Entries supplied:
━━━
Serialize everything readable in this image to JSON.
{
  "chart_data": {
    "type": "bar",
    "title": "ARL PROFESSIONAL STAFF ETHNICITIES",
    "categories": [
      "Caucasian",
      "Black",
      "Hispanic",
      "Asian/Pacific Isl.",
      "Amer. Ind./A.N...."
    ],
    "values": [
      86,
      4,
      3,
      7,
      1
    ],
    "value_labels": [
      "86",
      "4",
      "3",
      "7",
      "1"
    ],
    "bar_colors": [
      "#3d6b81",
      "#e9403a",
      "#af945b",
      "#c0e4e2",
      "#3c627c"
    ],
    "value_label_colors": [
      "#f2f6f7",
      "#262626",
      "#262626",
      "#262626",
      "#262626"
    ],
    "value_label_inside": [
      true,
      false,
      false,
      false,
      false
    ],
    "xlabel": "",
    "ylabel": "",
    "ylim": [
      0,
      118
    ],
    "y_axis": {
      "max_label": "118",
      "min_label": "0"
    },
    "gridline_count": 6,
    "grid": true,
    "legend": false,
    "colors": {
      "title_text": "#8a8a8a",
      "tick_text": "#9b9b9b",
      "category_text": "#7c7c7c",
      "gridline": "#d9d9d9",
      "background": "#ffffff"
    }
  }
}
━━━
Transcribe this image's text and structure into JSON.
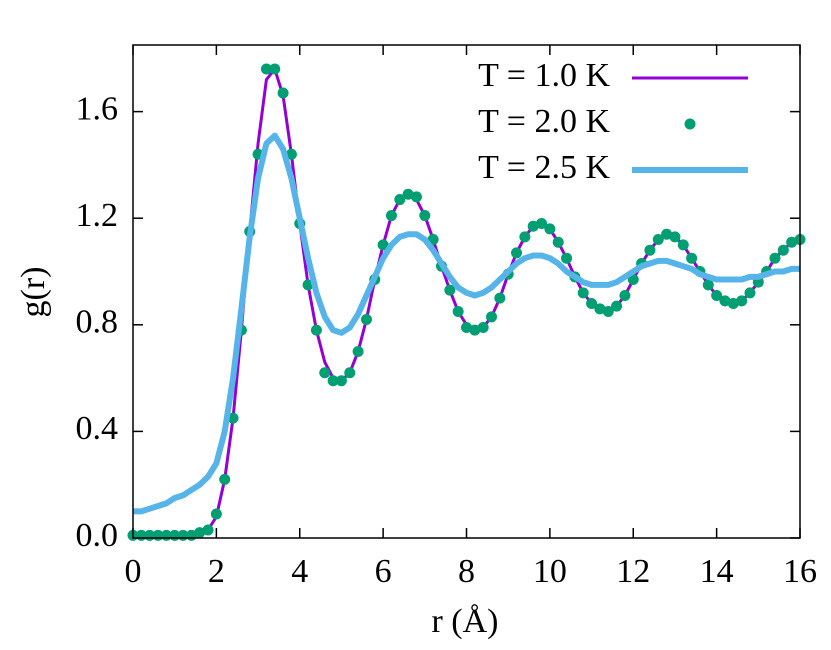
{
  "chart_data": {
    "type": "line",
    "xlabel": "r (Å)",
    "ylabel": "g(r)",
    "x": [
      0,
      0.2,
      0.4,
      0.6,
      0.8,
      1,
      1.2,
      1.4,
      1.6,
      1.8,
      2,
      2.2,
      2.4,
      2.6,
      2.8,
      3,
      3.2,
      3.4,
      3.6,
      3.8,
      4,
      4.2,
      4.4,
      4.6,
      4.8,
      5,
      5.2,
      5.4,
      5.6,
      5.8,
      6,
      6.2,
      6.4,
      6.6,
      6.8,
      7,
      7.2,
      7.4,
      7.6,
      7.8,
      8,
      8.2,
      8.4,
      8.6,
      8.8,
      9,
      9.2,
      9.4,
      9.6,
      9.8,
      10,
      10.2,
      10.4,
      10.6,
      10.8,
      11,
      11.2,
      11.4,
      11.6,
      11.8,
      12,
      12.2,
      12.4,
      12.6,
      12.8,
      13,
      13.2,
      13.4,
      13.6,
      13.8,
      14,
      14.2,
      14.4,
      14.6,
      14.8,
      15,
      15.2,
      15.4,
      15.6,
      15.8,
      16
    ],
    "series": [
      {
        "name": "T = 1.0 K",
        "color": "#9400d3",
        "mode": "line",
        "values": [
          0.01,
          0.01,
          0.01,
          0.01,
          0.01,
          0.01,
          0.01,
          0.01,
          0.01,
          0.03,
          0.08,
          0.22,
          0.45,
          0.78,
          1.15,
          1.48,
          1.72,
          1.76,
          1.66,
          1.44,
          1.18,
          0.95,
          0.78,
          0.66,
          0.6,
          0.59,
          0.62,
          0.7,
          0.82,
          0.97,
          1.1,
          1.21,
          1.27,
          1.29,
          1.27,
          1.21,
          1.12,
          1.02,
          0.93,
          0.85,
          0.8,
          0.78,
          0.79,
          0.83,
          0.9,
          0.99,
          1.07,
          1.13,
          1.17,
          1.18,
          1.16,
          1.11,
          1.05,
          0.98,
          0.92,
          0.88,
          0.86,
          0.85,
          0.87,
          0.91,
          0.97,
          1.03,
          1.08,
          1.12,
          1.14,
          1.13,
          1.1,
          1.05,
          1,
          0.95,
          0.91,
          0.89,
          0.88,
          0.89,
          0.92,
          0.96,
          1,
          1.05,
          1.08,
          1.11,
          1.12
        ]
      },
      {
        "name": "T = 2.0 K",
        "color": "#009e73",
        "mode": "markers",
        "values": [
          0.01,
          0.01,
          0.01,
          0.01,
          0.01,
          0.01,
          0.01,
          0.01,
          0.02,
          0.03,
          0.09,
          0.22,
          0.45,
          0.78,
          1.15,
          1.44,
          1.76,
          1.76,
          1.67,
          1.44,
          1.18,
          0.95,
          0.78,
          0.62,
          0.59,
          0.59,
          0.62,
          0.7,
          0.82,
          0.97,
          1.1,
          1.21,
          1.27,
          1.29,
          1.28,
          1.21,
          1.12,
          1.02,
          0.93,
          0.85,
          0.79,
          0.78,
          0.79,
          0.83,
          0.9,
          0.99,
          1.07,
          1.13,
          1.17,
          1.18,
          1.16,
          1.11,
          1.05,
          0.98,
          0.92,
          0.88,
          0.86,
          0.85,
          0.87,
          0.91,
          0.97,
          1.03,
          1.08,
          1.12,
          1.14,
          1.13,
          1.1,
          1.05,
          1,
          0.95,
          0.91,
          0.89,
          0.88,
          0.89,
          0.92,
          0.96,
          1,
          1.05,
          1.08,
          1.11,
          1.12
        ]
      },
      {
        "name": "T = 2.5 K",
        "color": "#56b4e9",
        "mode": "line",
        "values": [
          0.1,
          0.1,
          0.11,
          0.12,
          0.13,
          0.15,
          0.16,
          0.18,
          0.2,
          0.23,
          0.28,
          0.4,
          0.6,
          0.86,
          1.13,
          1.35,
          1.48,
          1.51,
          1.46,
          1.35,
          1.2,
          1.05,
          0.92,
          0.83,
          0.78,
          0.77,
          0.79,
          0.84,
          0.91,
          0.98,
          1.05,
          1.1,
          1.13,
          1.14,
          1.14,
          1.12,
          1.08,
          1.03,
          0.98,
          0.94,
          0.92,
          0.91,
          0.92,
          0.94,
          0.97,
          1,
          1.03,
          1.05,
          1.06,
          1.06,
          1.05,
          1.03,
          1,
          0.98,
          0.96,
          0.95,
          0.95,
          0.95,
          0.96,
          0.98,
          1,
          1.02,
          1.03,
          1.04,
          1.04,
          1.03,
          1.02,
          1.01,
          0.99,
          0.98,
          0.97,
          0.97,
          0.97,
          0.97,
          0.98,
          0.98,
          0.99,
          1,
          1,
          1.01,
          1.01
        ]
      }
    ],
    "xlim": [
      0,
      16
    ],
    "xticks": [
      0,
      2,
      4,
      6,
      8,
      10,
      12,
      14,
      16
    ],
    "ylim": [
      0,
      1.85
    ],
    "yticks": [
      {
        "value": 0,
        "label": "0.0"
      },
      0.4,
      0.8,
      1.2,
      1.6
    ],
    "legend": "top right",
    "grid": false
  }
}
━━━
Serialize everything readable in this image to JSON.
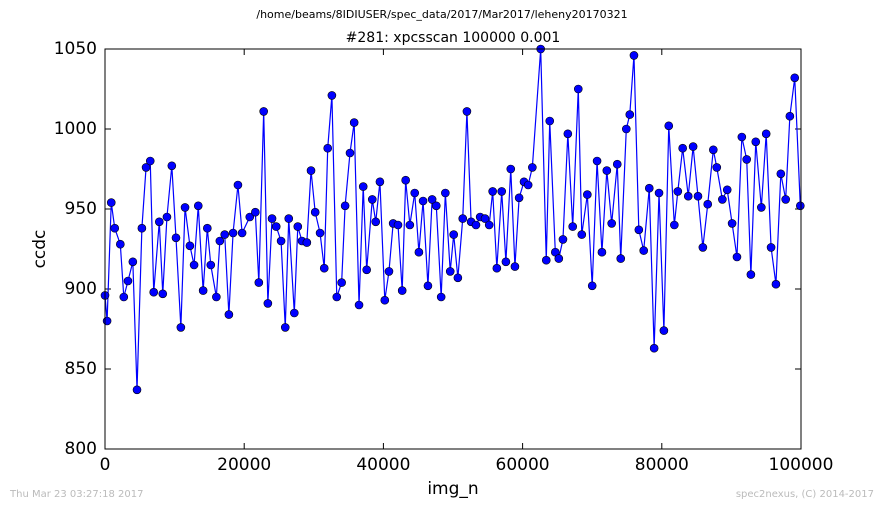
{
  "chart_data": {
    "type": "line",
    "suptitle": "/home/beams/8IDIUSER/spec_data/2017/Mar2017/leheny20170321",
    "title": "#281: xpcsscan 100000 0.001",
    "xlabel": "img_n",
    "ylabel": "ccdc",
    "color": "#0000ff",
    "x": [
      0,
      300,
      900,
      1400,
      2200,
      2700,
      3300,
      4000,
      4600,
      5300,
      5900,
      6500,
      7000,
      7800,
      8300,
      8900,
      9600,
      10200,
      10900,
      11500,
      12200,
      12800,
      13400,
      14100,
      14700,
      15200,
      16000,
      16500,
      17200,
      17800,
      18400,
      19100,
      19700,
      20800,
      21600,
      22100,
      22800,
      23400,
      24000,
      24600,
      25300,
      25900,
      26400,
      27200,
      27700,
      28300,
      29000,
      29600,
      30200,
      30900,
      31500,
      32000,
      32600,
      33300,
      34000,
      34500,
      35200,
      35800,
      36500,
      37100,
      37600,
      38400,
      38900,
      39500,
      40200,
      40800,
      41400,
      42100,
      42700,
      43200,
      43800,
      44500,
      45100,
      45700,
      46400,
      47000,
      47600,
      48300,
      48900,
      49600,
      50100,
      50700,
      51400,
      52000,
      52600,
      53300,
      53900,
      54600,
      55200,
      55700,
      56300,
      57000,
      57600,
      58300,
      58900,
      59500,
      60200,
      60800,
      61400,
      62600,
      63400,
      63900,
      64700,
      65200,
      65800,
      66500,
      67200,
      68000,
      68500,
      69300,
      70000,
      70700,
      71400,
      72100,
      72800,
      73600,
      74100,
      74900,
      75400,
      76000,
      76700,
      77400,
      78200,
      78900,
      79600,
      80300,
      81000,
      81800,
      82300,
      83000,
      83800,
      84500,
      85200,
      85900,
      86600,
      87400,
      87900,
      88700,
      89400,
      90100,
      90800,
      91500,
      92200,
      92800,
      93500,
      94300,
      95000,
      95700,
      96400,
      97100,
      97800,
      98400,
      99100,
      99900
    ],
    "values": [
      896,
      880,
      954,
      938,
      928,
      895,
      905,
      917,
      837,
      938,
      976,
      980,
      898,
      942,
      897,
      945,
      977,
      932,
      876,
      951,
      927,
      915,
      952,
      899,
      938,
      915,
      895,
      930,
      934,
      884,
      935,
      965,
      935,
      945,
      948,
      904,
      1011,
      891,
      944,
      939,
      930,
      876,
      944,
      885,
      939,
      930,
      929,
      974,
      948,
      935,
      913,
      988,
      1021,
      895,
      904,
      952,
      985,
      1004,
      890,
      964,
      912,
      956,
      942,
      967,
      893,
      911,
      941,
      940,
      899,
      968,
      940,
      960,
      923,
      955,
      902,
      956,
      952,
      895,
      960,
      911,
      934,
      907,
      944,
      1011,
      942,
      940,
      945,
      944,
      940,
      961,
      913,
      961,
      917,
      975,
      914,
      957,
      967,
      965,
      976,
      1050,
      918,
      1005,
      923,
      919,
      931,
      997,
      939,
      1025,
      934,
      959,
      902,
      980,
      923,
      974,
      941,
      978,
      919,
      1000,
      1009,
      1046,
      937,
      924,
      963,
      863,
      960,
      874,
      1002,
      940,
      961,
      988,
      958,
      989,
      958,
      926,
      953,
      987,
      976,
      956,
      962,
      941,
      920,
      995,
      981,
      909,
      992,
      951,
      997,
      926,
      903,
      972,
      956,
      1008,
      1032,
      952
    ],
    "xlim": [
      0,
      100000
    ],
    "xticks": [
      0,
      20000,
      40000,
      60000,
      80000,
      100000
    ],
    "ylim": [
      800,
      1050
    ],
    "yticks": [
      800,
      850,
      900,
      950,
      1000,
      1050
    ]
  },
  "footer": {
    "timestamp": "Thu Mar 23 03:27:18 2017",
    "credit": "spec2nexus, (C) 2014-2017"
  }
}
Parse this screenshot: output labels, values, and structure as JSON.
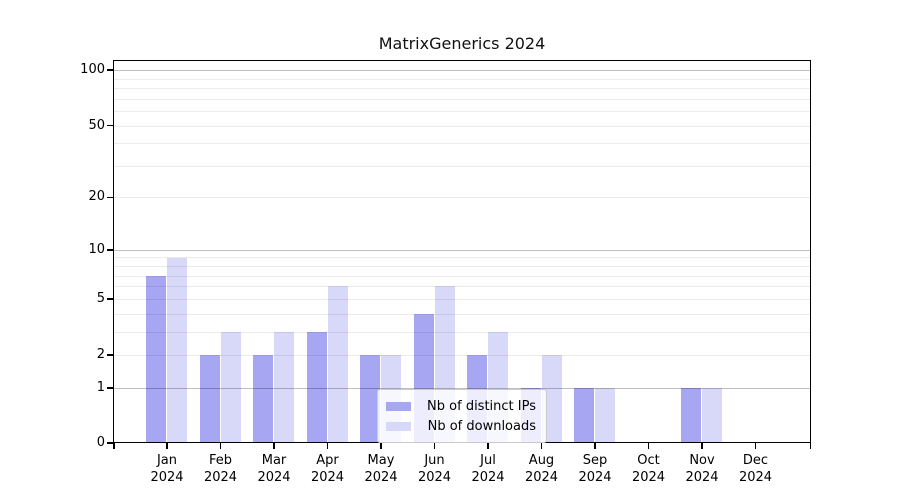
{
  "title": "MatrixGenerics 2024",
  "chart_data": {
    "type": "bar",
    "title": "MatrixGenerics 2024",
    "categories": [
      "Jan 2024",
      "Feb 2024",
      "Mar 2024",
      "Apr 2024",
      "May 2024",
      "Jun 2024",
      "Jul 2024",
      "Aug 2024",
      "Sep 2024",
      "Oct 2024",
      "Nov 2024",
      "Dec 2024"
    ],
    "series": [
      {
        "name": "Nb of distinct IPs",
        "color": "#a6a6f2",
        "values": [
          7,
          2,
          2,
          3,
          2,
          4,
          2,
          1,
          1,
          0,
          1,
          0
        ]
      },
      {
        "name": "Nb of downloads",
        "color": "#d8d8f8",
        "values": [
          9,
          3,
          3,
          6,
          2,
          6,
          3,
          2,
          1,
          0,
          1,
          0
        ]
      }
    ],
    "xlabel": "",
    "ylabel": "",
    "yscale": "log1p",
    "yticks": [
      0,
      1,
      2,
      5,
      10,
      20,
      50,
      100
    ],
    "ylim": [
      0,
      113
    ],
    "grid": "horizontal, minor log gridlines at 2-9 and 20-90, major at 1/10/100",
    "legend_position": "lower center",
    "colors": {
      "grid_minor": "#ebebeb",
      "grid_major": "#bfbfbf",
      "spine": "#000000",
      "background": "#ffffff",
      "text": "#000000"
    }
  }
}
━━━
What the exercise asks: Which lines of the data above contain "background"? Copy each one.

Response:
      "background": "#ffffff"
      "background": "#ffffff",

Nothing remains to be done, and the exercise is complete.